▸ DATA SHOWN
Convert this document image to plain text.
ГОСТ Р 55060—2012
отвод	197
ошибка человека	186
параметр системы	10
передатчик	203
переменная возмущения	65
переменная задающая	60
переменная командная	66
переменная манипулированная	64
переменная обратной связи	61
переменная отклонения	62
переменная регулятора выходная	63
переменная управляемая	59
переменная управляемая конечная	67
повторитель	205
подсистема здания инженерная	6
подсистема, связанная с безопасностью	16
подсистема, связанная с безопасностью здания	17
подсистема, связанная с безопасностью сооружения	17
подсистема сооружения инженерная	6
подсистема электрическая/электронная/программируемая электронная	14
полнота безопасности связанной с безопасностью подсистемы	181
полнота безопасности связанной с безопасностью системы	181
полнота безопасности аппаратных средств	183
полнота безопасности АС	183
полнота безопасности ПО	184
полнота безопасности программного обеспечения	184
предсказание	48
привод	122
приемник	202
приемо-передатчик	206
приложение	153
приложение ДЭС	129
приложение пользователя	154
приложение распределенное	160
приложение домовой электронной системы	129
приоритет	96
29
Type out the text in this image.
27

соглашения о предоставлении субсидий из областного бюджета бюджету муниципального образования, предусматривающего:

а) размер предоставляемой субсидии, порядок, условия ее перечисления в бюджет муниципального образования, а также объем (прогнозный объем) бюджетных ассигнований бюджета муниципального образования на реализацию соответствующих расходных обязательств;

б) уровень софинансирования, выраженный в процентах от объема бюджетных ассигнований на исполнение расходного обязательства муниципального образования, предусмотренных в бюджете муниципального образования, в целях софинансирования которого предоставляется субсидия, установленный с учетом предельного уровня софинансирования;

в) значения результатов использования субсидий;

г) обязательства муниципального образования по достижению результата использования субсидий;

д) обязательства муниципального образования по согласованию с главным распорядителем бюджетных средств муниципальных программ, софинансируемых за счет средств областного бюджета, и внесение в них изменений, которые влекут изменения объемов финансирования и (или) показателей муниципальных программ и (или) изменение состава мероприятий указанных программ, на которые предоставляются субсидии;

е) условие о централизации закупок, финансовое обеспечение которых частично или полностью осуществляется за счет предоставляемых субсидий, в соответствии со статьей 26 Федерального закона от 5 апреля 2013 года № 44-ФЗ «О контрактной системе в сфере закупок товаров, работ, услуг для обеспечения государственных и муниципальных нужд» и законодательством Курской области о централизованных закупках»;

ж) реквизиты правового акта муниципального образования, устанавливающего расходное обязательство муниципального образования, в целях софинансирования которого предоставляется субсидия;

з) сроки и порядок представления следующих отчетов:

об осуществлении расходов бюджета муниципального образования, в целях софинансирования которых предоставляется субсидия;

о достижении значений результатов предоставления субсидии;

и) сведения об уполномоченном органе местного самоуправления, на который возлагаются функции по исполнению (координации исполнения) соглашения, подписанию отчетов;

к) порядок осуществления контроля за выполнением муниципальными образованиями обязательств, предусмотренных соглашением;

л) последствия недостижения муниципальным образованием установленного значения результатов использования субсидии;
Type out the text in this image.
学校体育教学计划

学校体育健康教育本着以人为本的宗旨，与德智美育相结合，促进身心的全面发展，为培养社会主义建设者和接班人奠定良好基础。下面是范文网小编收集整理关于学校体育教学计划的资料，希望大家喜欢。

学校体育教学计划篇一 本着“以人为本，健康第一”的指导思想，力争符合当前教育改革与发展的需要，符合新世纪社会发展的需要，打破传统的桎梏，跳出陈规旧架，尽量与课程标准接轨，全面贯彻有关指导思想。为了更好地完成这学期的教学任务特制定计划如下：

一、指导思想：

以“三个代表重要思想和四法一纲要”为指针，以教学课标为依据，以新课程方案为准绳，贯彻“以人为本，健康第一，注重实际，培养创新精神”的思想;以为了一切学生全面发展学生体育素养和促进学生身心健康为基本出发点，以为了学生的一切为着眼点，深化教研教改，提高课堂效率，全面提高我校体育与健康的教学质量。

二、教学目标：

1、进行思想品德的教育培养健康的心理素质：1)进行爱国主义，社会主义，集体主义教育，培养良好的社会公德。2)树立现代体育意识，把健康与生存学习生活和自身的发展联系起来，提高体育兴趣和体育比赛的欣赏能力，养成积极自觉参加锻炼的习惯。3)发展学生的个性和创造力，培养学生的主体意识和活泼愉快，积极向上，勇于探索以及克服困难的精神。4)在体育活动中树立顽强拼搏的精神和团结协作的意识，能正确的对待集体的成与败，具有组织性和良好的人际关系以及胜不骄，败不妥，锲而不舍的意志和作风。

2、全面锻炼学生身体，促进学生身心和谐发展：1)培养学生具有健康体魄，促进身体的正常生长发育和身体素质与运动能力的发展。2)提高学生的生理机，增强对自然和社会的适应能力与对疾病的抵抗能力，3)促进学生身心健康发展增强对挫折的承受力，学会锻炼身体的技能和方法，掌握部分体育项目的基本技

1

▸ EXERCISE DESCRIPTION
Quote each line of the listing above exactly.

▸ THE RESULT
Convert this document image to plain text.
ГОСТ Р 55060—2012
отвод	197
ошибка человека	186
параметр системы	10
передатчик	203
переменная возмущения	65
переменная задающая	60
переменная командная	66
переменная манипулированная	64
переменная обратной связи	61
переменная отклонения	62
переменная регулятора выходная	63
переменная управляемая	59
переменная управляемая конечная	67
повторитель	205
подсистема здания инженерная	6
подсистема, связанная с безопасностью	16
подсистема, связанная с безопасностью здания	17
подсистема, связанная с безопасностью сооружения	17
подсистема сооружения инженерная	6
подсистема электрическая/электронная/программируемая электронная	14
полнота безопасности связанной с безопасностью подсистемы	181
полнота безопасности связанной с безопасностью системы	181
полнота безопасности аппаратных средств	183
полнота безопасности АС	183
полнота безопасности ПО	184
полнота безопасности программного обеспечения	184
предсказание	48
привод	122
приемник	202
приемо-передатчик	206
приложение	153
приложение ДЭС	129
приложение пользователя	154
приложение распределенное	160
приложение домовой электронной системы	129
приоритет	96
29
Type out the text in this image.
27

соглашения о предоставлении субсидий из областного бюджета бюджету муниципального образования, предусматривающего:

а) размер предоставляемой субсидии, порядок, условия ее перечисления в бюджет муниципального образования, а также объем (прогнозный объем) бюджетных ассигнований бюджета муниципального образования на реализацию соответствующих расходных обязательств;

б) уровень софинансирования, выраженный в процентах от объема бюджетных ассигнований на исполнение расходного обязательства муниципального образования, предусмотренных в бюджете муниципального образования, в целях софинансирования которого предоставляется субсидия, установленный с учетом предельного уровня софинансирования;

в) значения результатов использования субсидий;

г) обязательства муниципального образования по достижению результата использования субсидий;

д) обязательства муниципального образования по согласованию с главным распорядителем бюджетных средств муниципальных программ, софинансируемых за счет средств областного бюджета, и внесение в них изменений, которые влекут изменения объемов финансирования и (или) показателей муниципальных программ и (или) изменение состава мероприятий указанных программ, на которые предоставляются субсидии;

е) условие о централизации закупок, финансовое обеспечение которых частично или полностью осуществляется за счет предоставляемых субсидий, в соответствии со статьей 26 Федерального закона от 5 апреля 2013 года № 44-ФЗ «О контрактной системе в сфере закупок товаров, работ, услуг для обеспечения государственных и муниципальных нужд» и законодательством Курской области о централизованных закупках»;

ж) реквизиты правового акта муниципального образования, устанавливающего расходное обязательство муниципального образования, в целях софинансирования которого предоставляется субсидия;

з) сроки и порядок представления следующих отчетов:

об осуществлении расходов бюджета муниципального образования, в целях софинансирования которых предоставляется субсидия;

о достижении значений результатов предоставления субсидии;

и) сведения об уполномоченном органе местного самоуправления, на который возлагаются функции по исполнению (координации исполнения) соглашения, подписанию отчетов;

к) порядок осуществления контроля за выполнением муниципальными образованиями обязательств, предусмотренных соглашением;

л) последствия недостижения муниципальным образованием установленного значения результатов использования субсидии;
Type out the text in this image.
学校体育教学计划

学校体育健康教育本着以人为本的宗旨，与德智美育相结合，促进身心的全面发展，为培养社会主义建设者和接班人奠定良好基础。下面是范文网小编收集整理关于学校体育教学计划的资料，希望大家喜欢。

学校体育教学计划篇一 本着“以人为本，健康第一”的指导思想，力争符合当前教育改革与发展的需要，符合新世纪社会发展的需要，打破传统的桎梏，跳出陈规旧架，尽量与课程标准接轨，全面贯彻有关指导思想。为了更好地完成这学期的教学任务特制定计划如下：

一、指导思想：

以“三个代表重要思想和四法一纲要”为指针，以教学课标为依据，以新课程方案为准绳，贯彻“以人为本，健康第一，注重实际，培养创新精神”的思想;以为了一切学生全面发展学生体育素养和促进学生身心健康为基本出发点，以为了学生的一切为着眼点，深化教研教改，提高课堂效率，全面提高我校体育与健康的教学质量。

二、教学目标：

1、进行思想品德的教育培养健康的心理素质：1)进行爱国主义，社会主义，集体主义教育，培养良好的社会公德。2)树立现代体育意识，把健康与生存学习生活和自身的发展联系起来，提高体育兴趣和体育比赛的欣赏能力，养成积极自觉参加锻炼的习惯。3)发展学生的个性和创造力，培养学生的主体意识和活泼愉快，积极向上，勇于探索以及克服困难的精神。4)在体育活动中树立顽强拼搏的精神和团结协作的意识，能正确的对待集体的成与败，具有组织性和良好的人际关系以及胜不骄，败不妥，锲而不舍的意志和作风。

2、全面锻炼学生身体，促进学生身心和谐发展：1)培养学生具有健康体魄，促进身体的正常生长发育和身体素质与运动能力的发展。2)提高学生的生理机，增强对自然和社会的适应能力与对疾病的抵抗能力，3)促进学生身心健康发展增强对挫折的承受力，学会锻炼身体的技能和方法，掌握部分体育项目的基本技

1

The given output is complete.